* [Request]
Using the listing below, report all lines holding the word "document".

* [Task inputs]
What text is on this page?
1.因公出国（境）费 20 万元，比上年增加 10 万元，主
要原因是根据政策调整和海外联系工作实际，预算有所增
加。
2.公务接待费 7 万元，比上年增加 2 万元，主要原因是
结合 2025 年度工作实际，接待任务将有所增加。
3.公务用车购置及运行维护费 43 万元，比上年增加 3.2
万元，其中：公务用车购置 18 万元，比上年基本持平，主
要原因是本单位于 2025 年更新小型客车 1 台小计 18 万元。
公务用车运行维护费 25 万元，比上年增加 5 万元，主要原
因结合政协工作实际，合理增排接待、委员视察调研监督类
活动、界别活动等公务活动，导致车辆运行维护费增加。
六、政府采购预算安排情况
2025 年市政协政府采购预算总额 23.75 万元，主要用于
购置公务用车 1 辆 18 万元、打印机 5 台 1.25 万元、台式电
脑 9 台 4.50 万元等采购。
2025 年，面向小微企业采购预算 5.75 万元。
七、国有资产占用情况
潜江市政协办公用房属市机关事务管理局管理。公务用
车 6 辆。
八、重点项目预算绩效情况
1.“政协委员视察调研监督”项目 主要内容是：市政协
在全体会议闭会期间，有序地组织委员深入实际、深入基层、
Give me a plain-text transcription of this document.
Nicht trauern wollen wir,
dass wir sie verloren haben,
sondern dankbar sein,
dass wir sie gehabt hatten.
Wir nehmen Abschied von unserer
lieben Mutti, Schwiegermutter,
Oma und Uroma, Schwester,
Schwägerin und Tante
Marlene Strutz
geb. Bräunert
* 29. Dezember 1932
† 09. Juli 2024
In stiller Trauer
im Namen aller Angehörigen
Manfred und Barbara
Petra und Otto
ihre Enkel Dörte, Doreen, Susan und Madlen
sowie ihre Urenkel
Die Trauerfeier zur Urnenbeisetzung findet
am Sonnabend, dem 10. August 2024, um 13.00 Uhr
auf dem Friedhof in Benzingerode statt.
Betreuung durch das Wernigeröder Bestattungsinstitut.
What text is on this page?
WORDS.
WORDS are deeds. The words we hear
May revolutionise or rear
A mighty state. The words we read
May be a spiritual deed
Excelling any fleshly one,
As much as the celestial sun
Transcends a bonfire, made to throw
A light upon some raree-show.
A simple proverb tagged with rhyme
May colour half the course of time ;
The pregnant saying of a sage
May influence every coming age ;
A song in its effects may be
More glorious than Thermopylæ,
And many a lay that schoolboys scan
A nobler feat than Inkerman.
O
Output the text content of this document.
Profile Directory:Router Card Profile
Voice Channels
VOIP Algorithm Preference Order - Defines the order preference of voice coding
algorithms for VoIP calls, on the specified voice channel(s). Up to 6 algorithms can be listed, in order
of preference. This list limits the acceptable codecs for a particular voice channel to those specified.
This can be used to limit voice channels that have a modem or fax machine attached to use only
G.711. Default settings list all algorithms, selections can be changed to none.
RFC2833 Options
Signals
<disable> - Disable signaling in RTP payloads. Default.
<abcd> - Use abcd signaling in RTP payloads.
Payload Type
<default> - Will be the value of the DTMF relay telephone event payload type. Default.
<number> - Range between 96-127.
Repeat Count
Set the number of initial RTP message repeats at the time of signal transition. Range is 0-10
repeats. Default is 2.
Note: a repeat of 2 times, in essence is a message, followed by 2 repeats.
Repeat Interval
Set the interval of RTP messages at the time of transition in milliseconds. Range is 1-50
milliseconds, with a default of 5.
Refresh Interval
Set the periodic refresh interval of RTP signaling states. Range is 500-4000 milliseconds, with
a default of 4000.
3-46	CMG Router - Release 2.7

* [Response to the exercise]
Give me a plain-text transcription of this document.
Output the text content of this document.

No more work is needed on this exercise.